Stated goal.
Leave out the pictures and copy the remaining records exactly.

Records to use.
>> START
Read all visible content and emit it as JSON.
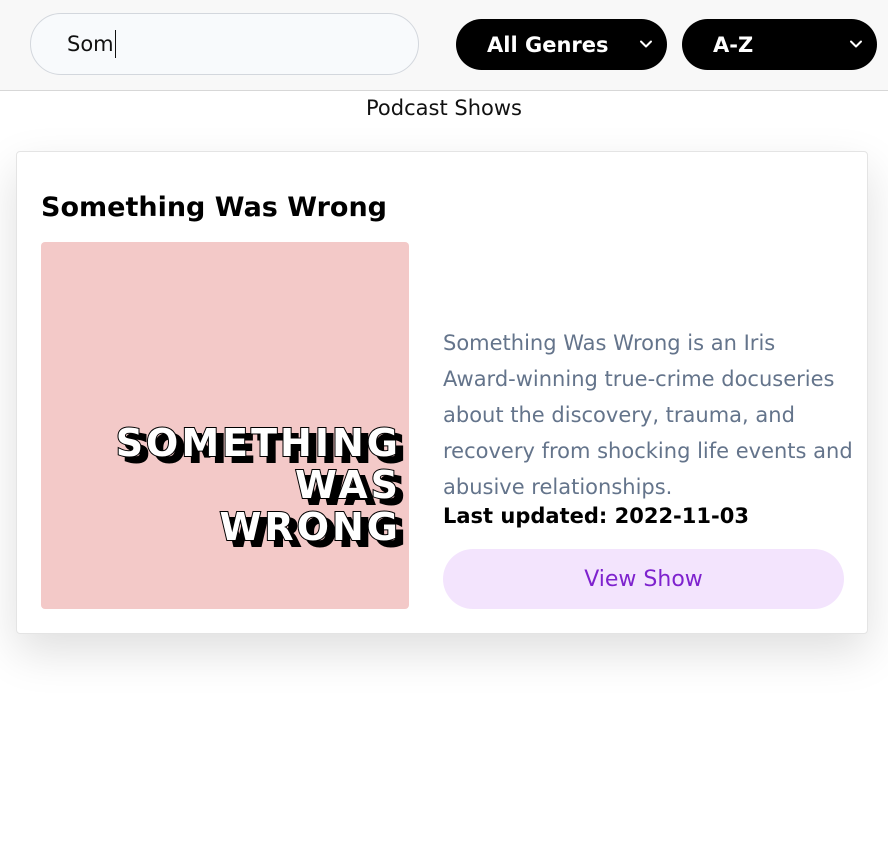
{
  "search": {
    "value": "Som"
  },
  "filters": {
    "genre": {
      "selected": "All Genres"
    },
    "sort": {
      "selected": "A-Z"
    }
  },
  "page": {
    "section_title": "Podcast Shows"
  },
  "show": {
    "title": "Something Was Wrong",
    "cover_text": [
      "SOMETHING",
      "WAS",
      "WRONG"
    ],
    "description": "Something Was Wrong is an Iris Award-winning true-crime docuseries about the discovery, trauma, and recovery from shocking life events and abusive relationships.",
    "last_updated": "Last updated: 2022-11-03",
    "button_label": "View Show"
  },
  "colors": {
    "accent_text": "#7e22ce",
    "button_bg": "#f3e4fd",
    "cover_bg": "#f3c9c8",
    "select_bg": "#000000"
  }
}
>> END
Answer.
Read all visible content and emit it as JSON.
{
  "search": {
    "value": "Som"
  },
  "filters": {
    "genre": {
      "selected": "All Genres"
    },
    "sort": {
      "selected": "A-Z"
    }
  },
  "page": {
    "section_title": "Podcast Shows"
  },
  "show": {
    "title": "Something Was Wrong",
    "cover_text": [
      "SOMETHING",
      "WAS",
      "WRONG"
    ],
    "description": "Something Was Wrong is an Iris Award-winning true-crime docuseries about the discovery, trauma, and recovery from shocking life events and abusive relationships.",
    "last_updated": "Last updated: 2022-11-03",
    "button_label": "View Show"
  },
  "colors": {
    "accent_text": "#7e22ce",
    "button_bg": "#f3e4fd",
    "cover_bg": "#f3c9c8",
    "select_bg": "#000000"
  }
}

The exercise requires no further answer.